Text passage>

This year we cut out the middle man in our ordering and got on the list earlier, so hope we have alleviated some of the problems we had last year.  Our lonely hive sits out in the woods awaiting its residents peacefully, covered in snow!  We have started a second hive.  This time we are building a Warre hive.  This is also a top-bar hive,  just of a different style.  So it still supports our previous posts about our philosophy regarding top-bar hives.  We have just barely gotten that hive started, so I'll follow up with photos as the progress goes along.  We decided to order two colonies this year because of our dismal experience last year!  This will give us twice the chance for success.

We also have ordered chickens for this spring, and will have to build a coop in the next month or so... but I guess that is another blog!

Tuesday, August 25, 2009

Not this year

Well, I can't say that our bee experience has been a good one.. in fact it seems to keep going downhill. Now, end of August and still no bees. And in fact the guy we ordered from has not gotten them in either and is not expecting them until April....

Also the Bee-club has decided that we killed our bees so they will not give us another swarm (not directly said, but this is the result) We are blacklisted at the bee club. The last meeting was so frustrating we have decided not to return. They were not supportive of Top-Bar hives anyway. In fact the whole of the club seems to be run by this one guy who is a commercial beekeeper and sells all equipment etc. Since we didn't buy equipment from him, we are obviously wrong, and killed our bees.

SO, our adventure continues. If we got bees this late we would be feeding them throughout the winter anyway.. and we don't want to do that. So we will order now, early, and get them in April. And not from the guy that we ordered from this year. He was ordering them elsewhere anyway, so why not cut out the middleman....

SO all you patient friends and wanna bee bee keepers... check back in the spring as I'm sure there will be no developments until then.

Problem to work on> Reproduce the beekeeping blog word for word from "Also the Bee-club" to "out the middleman....". Rely only on the beekeeping blog when working through this.

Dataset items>
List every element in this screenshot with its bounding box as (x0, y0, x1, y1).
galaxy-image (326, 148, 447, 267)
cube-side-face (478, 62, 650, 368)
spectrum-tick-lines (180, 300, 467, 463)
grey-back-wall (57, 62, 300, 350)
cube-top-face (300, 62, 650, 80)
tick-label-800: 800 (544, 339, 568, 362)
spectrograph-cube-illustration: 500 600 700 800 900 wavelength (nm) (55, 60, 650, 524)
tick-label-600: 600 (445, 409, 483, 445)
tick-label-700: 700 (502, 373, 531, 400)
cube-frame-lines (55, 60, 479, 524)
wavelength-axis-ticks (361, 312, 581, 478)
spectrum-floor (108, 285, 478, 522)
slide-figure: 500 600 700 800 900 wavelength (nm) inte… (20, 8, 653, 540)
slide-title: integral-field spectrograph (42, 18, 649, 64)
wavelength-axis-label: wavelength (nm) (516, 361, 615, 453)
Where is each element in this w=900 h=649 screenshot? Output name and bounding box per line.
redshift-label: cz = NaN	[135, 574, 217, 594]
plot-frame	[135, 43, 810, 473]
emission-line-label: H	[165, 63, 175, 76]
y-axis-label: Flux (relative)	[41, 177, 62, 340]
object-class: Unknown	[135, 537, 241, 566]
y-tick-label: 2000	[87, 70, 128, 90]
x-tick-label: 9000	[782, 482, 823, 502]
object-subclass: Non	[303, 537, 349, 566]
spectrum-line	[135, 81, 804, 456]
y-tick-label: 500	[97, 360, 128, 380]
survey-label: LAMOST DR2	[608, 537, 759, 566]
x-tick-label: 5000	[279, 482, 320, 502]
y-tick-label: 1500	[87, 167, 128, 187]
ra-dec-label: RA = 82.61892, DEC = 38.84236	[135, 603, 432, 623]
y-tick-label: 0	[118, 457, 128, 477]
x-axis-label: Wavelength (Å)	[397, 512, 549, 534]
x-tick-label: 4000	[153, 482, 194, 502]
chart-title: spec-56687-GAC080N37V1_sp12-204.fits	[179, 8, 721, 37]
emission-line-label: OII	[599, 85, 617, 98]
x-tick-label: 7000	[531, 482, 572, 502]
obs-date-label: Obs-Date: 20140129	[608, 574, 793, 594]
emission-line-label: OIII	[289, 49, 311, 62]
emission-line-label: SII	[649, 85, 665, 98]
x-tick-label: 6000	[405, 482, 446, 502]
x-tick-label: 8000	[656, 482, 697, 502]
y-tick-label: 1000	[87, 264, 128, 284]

The answer>
Also the Bee-club has decided that we killed our bees so they will not give us another swarm (not directly said, but this is the result) We are blacklisted at the bee club. The last meeting was so frustrating we have decided not to return. They were not supportive of Top-Bar hives anyway. In fact the whole of the club seems to be run by this one guy who is a commercial beekeeper and sells all equipment etc. Since we didn't buy equipment from him, we are obviously wrong, and killed our bees.

SO, our adventure continues. If we got bees this late we would be feeding them throughout the winter anyway.. and we don't want to do that. So we will order now, early, and get them in April. And not from the guy that we ordered from this year. He was ordering them elsewhere anyway, so why not cut out the middleman....